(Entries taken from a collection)
------------------------

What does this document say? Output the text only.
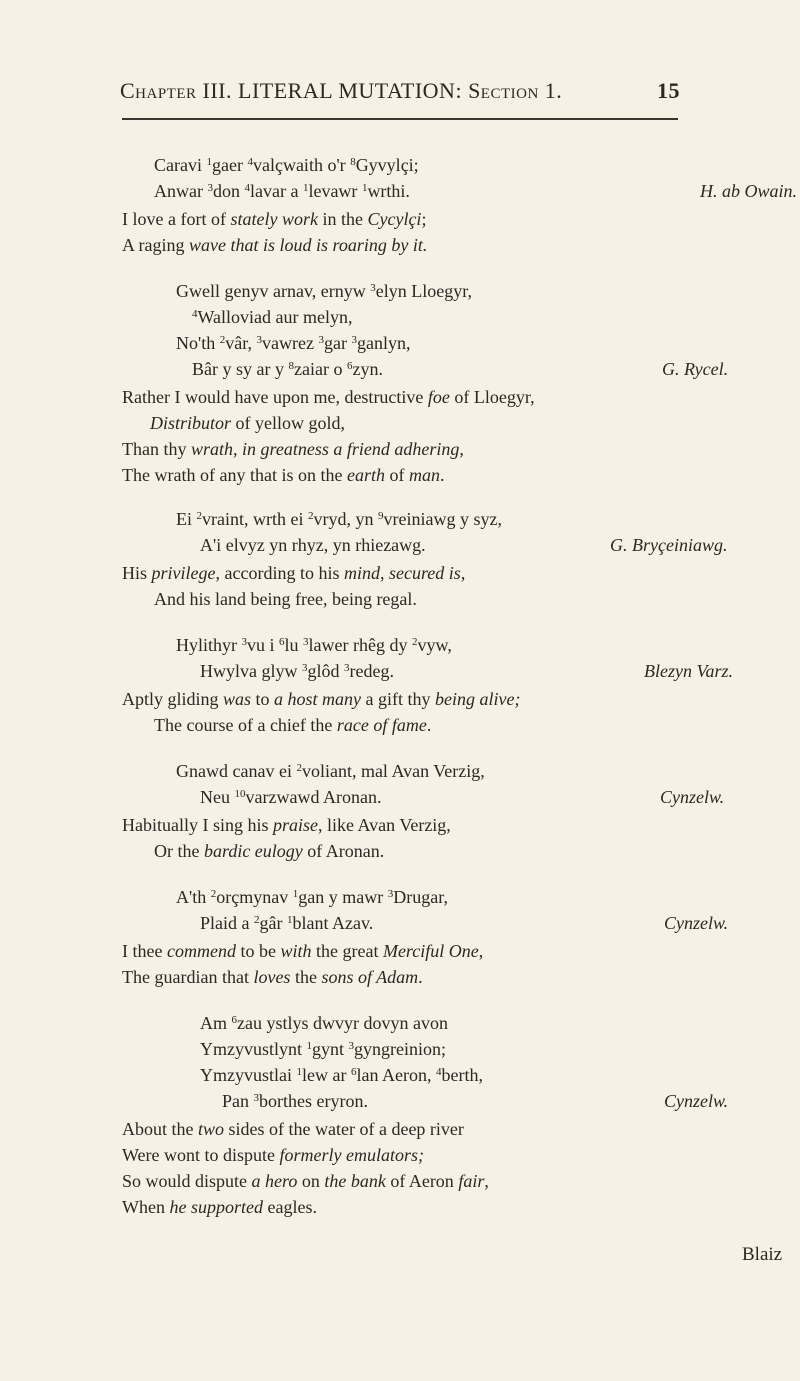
Chapter III. LITERAL MUTATION: Section 1.	15
Caravi $^1$gaer $^4$valçwaith o'r $^8$Gyvylçi;
Anwar $^3$don $^4$lavar a $^1$levawr $^1$wrthi.	H. ab Owain.
I love a fort of stately work in the Cycylçi;
A raging wave that is loud is roaring by it.
Gwell genyv arnav, ernyw $^3$elyn Lloegyr,
$^4$Walloviad aur melyn,
No'th $^2$vâr, $^3$vawrez $^3$gar $^3$ganlyn,
Bâr y sy ar y $^8$zaiar o $^6$zyn.	G. Rycel.
Rather I would have upon me, destructive foe of Lloegyr,
Distributor of yellow gold,
Than thy wrath, in greatness a friend adhering,
The wrath of any that is on the earth of man.
Ei $^2$vraint, wrth ei $^2$vryd, yn $^9$vreiniawg y syz,
A'i elvyz yn rhyz, yn rhiezawg.	G. Bryçeiniawg.
His privilege, according to his mind, secured is,
And his land being free, being regal.
Hylithyr $^3$vu i $^6$lu $^3$lawer rhêg dy $^2$vyw,
Hwylva glyw $^3$glôd $^3$redeg.	Blezyn Varz.
Aptly gliding was to a host many a gift thy being alive;
The course of a chief the race of fame.
Gnawd canav ei $^2$voliant, mal Avan Verzig,
Neu $^{10}$varzwawd Aronan.	Cynzelw.
Habitually I sing his praise, like Avan Verzig,
Or the bardic eulogy of Aronan.
A'th $^2$orçmynav $^1$gan y mawr $^3$Drugar,
Plaid a $^2$gâr $^1$blant Azav.	Cynzelw.
I thee commend to be with the great Merciful One,
The guardian that loves the sons of Adam.
Am $^6$zau ystlys dwvyr dovyn avon
Ymzyvustlynt $^1$gynt $^3$gyngreinion;
Ymzyvustlai $^1$lew ar $^6$lan Aeron, $^4$berth,
Pan $^3$borthes eryron.	Cynzelw.
About the two sides of the water of a deep river
Were wont to dispute formerly emulators;
So would dispute a hero on the bank of Aeron fair,
When he supported eagles.
Blaiz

------------------------

[Problem details]
Copy out each line word for word, please, skipping the images.

[Response for this exercise]
What does this document say? Output the text only.
Chapter III. LITERAL MUTATION: Section 1.	15
Caravi $^1$gaer $^4$valçwaith o'r $^8$Gyvylçi;
Anwar $^3$don $^4$lavar a $^1$levawr $^1$wrthi.	H. ab Owain.
I love a fort of stately work in the Cycylçi;
A raging wave that is loud is roaring by it.
Gwell genyv arnav, ernyw $^3$elyn Lloegyr,
$^4$Walloviad aur melyn,
No'th $^2$vâr, $^3$vawrez $^3$gar $^3$ganlyn,
Bâr y sy ar y $^8$zaiar o $^6$zyn.	G. Rycel.
Rather I would have upon me, destructive foe of Lloegyr,
Distributor of yellow gold,
Than thy wrath, in greatness a friend adhering,
The wrath of any that is on the earth of man.
Ei $^2$vraint, wrth ei $^2$vryd, yn $^9$vreiniawg y syz,
A'i elvyz yn rhyz, yn rhiezawg.	G. Bryçeiniawg.
His privilege, according to his mind, secured is,
And his land being free, being regal.
Hylithyr $^3$vu i $^6$lu $^3$lawer rhêg dy $^2$vyw,
Hwylva glyw $^3$glôd $^3$redeg.	Blezyn Varz.
Aptly gliding was to a host many a gift thy being alive;
The course of a chief the race of fame.
Gnawd canav ei $^2$voliant, mal Avan Verzig,
Neu $^{10}$varzwawd Aronan.	Cynzelw.
Habitually I sing his praise, like Avan Verzig,
Or the bardic eulogy of Aronan.
A'th $^2$orçmynav $^1$gan y mawr $^3$Drugar,
Plaid a $^2$gâr $^1$blant Azav.	Cynzelw.
I thee commend to be with the great Merciful One,
The guardian that loves the sons of Adam.
Am $^6$zau ystlys dwvyr dovyn avon
Ymzyvustlynt $^1$gynt $^3$gyngreinion;
Ymzyvustlai $^1$lew ar $^6$lan Aeron, $^4$berth,
Pan $^3$borthes eryron.	Cynzelw.
About the two sides of the water of a deep river
Were wont to dispute formerly emulators;
So would dispute a hero on the bank of Aeron fair,
When he supported eagles.
Blaiz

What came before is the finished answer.